* _Exercises to complete_
1. Answer these questions about the starvation metabolism text, each in a few words:
(a) According to the figure caption, the brain's use of what substance decreases during prolonged starvation?
(b) In reaction 1, which two compounds are produced?
(c) Which reaction number uses NADH as a reactant?
2. In the starvation metabolism text, list each numbered reaction that includes acetoacetate, either as a reactant or as a product. Give the number of each reaction and state which role acetoacetate plays in it.
3. Go on with the starvation metabolism text from its last sentence.
----- Text segment -----
Figure 36-5. The metabolic flow during prolonged starvation. The brain adapts to use ketone bodies as a source of energy, thus decreasing its utilization of glucose.

COMPREHENSION QUESTIONS

36.1 In cases of starvation many metabolic changes take place to meet the metabolic demands of the body. Which of the following illustrates starvation-triggered changes in intermediary metabolism?

A. Increased dependence of liver on glucose for its energy supply

B. Increased synthesis of proteins in muscle tissue

C. Increased use of ketone bodies for energy source in brain

D. Decreased mobilization of triglycerides by adipose tissue

E. Adaptation of red blood cells to use ketone bodies for energy

Use the reactions below for question 36.2:

1. Acetoacetyl-CoA + acetyl-CoA → β-hydroxy-β-methylglutaryl-CoA + CoA

2. Acetoacetate + NADH → β-hydroxybutyrate + NAD⁺

3. β-hydroxy-β-methylglutaryl-CoA + H₂O → acetoacetate + acetyl-CoA

4. Acetyl-CoA + acetyl-CoA → acetoacetyl-CoA + CoA

5. Acetoacetate + succinyl-CoA → acetoacetyl-CoA + succinate

36.2 Using the above reactions, which of the following correctly describes the pathway of ketone body formation?
----- Listed records -----
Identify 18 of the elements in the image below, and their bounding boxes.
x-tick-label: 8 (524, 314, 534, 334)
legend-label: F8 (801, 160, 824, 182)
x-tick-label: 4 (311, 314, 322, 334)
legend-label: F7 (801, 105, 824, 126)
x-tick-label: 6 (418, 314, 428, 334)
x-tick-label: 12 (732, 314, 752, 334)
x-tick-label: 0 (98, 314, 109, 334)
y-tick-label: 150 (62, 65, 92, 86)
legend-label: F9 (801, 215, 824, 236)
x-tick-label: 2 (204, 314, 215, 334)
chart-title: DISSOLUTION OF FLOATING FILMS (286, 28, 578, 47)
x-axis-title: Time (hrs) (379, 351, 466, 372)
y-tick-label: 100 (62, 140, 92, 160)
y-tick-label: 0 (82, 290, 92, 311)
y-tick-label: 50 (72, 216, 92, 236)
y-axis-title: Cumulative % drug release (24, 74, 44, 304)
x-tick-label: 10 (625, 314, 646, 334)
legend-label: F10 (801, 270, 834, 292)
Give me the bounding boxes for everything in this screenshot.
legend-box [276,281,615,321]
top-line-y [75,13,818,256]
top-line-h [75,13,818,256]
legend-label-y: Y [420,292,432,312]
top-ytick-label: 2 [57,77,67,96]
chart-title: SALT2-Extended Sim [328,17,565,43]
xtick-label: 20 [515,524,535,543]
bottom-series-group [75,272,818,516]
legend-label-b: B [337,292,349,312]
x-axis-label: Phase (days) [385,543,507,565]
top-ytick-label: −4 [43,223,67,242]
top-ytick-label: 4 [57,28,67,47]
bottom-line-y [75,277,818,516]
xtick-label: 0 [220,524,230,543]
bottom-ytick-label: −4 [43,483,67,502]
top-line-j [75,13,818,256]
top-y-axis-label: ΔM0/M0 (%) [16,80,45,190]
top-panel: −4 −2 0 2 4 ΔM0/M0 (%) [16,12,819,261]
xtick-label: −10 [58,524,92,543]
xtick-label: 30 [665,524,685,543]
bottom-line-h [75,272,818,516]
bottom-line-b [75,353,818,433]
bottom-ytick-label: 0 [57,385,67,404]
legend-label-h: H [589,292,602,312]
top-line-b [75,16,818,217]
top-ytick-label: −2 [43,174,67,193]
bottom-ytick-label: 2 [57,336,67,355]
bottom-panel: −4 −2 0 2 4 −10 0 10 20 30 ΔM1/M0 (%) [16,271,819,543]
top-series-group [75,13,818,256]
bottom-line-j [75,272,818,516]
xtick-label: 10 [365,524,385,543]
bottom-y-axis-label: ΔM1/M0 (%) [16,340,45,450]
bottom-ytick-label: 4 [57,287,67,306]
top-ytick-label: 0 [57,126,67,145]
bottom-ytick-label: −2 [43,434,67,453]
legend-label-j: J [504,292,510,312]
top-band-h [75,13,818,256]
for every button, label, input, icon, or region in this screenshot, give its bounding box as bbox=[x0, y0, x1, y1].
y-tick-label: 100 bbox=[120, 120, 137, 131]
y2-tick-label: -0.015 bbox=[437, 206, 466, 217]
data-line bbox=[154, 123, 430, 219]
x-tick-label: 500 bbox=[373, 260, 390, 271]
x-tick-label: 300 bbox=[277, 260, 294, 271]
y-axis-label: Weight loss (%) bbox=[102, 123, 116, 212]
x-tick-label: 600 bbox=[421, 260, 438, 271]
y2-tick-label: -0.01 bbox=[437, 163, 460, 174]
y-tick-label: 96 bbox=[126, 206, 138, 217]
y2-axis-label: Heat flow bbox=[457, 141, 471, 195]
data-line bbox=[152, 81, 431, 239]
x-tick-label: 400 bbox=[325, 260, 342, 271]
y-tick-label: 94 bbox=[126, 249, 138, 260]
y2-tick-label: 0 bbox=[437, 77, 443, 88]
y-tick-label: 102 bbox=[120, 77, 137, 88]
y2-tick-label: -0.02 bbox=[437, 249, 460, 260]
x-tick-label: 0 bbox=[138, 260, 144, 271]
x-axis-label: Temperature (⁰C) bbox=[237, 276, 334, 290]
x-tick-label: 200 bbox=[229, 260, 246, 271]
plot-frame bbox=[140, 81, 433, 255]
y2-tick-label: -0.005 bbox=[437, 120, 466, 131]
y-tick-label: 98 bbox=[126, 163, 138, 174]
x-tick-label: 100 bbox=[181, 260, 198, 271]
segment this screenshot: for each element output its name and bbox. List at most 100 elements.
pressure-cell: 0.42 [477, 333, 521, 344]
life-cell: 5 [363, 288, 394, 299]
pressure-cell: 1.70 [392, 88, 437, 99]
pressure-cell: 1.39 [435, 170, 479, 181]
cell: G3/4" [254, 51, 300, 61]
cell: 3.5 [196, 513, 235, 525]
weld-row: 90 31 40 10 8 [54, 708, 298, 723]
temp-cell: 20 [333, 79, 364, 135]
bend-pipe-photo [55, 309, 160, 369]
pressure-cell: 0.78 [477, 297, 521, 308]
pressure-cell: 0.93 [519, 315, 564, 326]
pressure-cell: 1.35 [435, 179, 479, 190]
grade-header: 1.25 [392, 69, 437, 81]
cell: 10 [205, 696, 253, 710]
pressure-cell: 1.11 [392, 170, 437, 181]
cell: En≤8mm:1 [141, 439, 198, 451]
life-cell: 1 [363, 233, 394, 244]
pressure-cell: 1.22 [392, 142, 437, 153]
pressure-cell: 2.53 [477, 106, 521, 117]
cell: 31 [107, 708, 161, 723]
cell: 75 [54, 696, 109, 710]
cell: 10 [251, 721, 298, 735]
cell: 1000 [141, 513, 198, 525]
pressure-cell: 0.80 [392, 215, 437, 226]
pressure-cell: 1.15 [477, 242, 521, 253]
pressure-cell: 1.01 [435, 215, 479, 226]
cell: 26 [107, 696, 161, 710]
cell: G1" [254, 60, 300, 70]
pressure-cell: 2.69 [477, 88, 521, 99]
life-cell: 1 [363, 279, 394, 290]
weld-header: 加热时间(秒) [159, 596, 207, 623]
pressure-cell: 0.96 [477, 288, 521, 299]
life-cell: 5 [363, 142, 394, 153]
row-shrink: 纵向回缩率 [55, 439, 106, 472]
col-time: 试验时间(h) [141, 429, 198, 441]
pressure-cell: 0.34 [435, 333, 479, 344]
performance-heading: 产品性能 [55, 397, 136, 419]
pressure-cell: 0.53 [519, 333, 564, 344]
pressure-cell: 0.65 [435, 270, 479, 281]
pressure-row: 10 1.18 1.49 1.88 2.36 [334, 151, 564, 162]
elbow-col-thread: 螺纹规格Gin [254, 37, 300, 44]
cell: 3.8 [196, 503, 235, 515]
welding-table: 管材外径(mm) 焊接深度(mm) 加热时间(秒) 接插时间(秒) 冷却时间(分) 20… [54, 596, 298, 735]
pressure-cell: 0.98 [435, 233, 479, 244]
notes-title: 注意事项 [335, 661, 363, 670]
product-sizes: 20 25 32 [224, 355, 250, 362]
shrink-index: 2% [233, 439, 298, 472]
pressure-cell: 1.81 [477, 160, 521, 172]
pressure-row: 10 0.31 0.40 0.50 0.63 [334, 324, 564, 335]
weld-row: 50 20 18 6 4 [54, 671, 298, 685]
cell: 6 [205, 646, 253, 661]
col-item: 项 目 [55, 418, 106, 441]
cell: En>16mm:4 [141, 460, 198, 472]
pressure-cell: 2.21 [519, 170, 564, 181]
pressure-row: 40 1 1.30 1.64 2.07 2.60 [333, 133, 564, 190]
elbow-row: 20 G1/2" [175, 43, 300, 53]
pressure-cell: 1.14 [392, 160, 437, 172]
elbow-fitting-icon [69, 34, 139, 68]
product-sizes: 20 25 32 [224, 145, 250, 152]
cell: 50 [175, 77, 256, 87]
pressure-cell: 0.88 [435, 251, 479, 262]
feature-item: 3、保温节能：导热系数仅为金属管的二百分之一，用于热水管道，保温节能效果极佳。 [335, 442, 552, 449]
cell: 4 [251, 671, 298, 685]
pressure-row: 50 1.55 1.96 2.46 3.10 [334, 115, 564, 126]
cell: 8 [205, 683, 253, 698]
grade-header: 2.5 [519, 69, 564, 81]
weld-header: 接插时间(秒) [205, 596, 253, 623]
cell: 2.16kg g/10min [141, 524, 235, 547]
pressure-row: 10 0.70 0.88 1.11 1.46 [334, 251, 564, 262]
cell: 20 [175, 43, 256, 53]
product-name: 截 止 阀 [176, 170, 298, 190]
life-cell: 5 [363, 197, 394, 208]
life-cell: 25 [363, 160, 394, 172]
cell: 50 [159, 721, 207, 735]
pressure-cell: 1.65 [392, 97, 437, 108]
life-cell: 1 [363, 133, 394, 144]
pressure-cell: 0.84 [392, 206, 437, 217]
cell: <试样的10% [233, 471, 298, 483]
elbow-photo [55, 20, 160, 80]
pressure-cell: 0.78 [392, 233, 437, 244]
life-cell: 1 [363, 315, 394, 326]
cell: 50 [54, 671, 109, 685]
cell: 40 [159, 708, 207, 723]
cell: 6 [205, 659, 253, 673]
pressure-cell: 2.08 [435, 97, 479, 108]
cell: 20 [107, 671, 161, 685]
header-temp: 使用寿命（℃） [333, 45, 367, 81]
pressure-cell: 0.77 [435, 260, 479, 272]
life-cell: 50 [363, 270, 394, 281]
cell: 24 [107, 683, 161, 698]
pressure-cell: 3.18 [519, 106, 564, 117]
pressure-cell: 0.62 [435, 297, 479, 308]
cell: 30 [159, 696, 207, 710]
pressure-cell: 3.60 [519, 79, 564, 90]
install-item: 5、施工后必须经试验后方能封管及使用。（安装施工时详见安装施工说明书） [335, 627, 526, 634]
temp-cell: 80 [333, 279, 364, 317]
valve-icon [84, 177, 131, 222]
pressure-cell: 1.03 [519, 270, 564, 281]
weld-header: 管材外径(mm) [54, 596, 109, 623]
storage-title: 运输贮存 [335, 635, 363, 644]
-----
* _Exercise answers_
1.
(a) Glucose
(b) β-hydroxy-β-methylglutaryl-CoA and CoA
(c) Reaction 2

2.
Reaction 2: reactant
Reaction 3: product
Reaction 5: reactant

3.
A. 3 → 2 → 1 → 4

B. 4 → 1 → 3 → 2

C. 4 → 2 → 3 → 1

D. 5 → 1 → 2 → 3

E. 5 → 2 → 3 → 1

36.3 During starvation muscle activity decreases, and muscle protein is broken down to provide a carbon source for the liver production of glucose via gluconeogenesis. Which of the following amino acids remains in the muscle cell to provide a source of energy for the muscle?

A. Alanine

B. Aspartate

C. Leucine

D. Glutamate

E. Threonine

ANSWERS

36.1 C. In starvation a major metabolic adjustment is that the brain activates the ketone body metabolic pathway and uses ketone bodies for energy, thus sparing somewhat the breakdown of body proteins to generate amino acid carbon skeletons for gluconeogenesis in the liver. In cases of starvation, the liver derives most of its energy from β-oxidation of fatty acids. Muscle proteins are broken down to generate carbon skeletons during starvation. Triglyceride stores in adipose tissue are being used to provide fatty acids for β-oxidation in the liver. Red blood cells are not able to use ketone bodies because they have no mitochondria.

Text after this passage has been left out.